### Task requirements
(1) From the passage on Mohamed Atta, extract the text starting at "The London Observer" and ending at "about their investigation.".
(2) Answer these questions from the passage on Mohamed Atta:
(a) On what date did ARD report that Atta was under telephone monitoring by the Egyptian secret service?
(b) In what city did Atta land on 10th January, and where did that flight come from?
(c) Which country's TV reported that Atta had been implicated in a terrorist bombing in Israel?

### Text block
[Start of section]

The German public TV channel, ARD,
reported on 23rd November,
2001, that Mohamed Atta was subject to
telephone monitoring by the Egyptian
secret service. The latter had found
that Atta had made at least one recent
visit to Afghanistan from his home in
Hamburg, Germany. The FBI had also
been monitoring Atta’s movements for
several months in 2000, when he
traveled several times from Hamburg to
Frankfurt and bought large quantities
of chemicals potentially usable in
making explosives. Atta’s name had
also been mentioned in a Hamburg phone
call between Islamic fundamentalists
monitored by the German police in
1999.
[41]
In January 2001,
Atta was permitted reentry into the
United States after a trip to Germany,
despite being in violation of his visa
status. He had landed in Miami on 10th
January on a flight from Madrid on a
tourist visa—yet he
had told immigration inspectors that
he was taking flying lessons in the
U.S., for which an M-1 student visa is
strictly required. Jeanne Butterfield,
Executive Director of the American
Immigration Lawyers Association,
points out that: “Nine times out of
10, they would have told him to go
back and file [for that status]
overseas. You’re not supposed to come
in as a visitor for pleasure and go to
work or school.”
[42]
PBS’ Frontlines also
takes note of “The failure of the INS
to stop the attack’s ringleader,
Mohamed Atta, from entering the U.S.
three times on a tourist visa in 2001,
even though officials knew the visa
had expired in 2000 and Atta had
violated its terms by taking flight
lessons.”
[43]
This failure should
be evaluated in context with the fact
that Atta had been under FBI
surveillance for stockpiling
bomb-making materials. Furthermore,
Canadian TV reported that Atta had
already been implicated in a terrorist
bombing in Israel, with the
information passed on to the United
States before he was first issued his
tourist visa.
[44]
Yet despite these
blatant terrorist connections, Atta
was still allowed into the United
States freely, and made repeated trips
to Europe, each time returning to the
U.S., and being admitted by U.S.
customs and immigration without
obstruction—not
because visa regulations were lax, but
because they were willfully violated.
The London Observer notes in
surprise that Atta:
“… was under
surveillance between January and May
last year after he was reportedly
observed buying large quantities of
chemicals in Frankfurt, apparently for
the production of explosives and for
biological warfare… The U.S. agents
reported to have trailed Atta are said
to have failed to inform the German
authorities about their investigation.

[End of section]

(Data excerpts)
[Start of section]

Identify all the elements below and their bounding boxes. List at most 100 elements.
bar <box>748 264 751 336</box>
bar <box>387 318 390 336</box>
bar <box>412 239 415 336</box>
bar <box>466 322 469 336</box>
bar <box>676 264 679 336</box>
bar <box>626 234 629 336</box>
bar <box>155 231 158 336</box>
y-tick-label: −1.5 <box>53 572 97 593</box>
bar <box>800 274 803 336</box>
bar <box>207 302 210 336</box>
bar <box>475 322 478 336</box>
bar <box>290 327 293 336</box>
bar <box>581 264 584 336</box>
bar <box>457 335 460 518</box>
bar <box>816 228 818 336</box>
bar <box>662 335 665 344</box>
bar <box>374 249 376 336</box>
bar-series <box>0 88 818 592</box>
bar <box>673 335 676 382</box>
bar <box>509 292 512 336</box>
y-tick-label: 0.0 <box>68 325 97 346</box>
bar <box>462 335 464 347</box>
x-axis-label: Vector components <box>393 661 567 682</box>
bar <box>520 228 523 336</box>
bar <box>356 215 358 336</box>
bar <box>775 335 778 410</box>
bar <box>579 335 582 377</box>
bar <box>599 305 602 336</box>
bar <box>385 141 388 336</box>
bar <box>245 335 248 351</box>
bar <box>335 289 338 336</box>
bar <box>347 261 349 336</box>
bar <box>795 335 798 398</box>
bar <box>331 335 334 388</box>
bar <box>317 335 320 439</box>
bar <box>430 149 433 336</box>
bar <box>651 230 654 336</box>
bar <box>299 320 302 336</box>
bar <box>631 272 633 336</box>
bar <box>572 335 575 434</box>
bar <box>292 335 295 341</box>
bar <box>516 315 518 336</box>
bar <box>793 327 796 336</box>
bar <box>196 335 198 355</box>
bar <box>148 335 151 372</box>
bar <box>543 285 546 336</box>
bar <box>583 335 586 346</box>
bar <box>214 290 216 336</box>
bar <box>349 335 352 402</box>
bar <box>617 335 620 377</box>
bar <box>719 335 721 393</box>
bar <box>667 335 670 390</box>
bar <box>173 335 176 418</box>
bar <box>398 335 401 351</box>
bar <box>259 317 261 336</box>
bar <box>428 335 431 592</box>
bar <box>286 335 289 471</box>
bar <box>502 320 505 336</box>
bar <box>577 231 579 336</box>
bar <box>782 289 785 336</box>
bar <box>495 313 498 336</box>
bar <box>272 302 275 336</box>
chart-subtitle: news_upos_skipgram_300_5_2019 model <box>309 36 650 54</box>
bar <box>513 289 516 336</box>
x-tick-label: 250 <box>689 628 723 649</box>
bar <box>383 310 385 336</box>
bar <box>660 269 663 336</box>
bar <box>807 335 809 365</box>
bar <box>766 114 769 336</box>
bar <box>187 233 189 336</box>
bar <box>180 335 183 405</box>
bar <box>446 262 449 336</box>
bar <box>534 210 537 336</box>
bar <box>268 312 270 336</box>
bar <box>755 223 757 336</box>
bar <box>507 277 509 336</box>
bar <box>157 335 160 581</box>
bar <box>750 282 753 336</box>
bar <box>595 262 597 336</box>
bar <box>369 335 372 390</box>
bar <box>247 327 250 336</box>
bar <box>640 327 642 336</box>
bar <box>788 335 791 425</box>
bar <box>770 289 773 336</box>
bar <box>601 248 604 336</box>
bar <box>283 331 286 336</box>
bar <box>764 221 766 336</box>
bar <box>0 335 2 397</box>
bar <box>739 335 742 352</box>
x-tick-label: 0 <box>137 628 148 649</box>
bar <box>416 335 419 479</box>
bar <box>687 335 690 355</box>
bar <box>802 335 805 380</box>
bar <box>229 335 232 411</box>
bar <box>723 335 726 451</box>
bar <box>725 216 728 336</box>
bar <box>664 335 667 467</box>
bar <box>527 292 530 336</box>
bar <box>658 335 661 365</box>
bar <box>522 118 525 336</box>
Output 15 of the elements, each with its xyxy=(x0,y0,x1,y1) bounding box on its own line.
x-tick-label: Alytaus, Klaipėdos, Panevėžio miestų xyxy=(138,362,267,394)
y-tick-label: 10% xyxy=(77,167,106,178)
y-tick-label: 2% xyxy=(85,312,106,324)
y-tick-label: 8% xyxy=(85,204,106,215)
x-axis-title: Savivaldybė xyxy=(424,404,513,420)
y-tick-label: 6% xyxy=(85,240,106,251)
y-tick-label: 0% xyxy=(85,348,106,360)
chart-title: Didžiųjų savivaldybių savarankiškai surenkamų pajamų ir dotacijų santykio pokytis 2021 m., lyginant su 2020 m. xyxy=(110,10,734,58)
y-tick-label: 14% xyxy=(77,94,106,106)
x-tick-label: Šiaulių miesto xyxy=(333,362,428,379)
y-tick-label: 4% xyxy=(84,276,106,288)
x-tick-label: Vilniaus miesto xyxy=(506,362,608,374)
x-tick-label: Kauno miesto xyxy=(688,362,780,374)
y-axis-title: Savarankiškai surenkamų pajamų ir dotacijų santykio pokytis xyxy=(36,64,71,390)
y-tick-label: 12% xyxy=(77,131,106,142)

[End of section]

### Numbered responses
(1)
The London Observer notes in
surprise that Atta:
“… was under
surveillance between January and May
last year after he was reportedly
observed buying large quantities of
chemicals in Frankfurt, apparently for
the production of explosives and for
biological warfare… The U.S. agents
reported to have trailed Atta are said
to have failed to inform the German
authorities about their investigation.

(2)
(a) 23rd November, 2001
(b) Miami, on a flight from Madrid
(c) Canada (Canadian TV)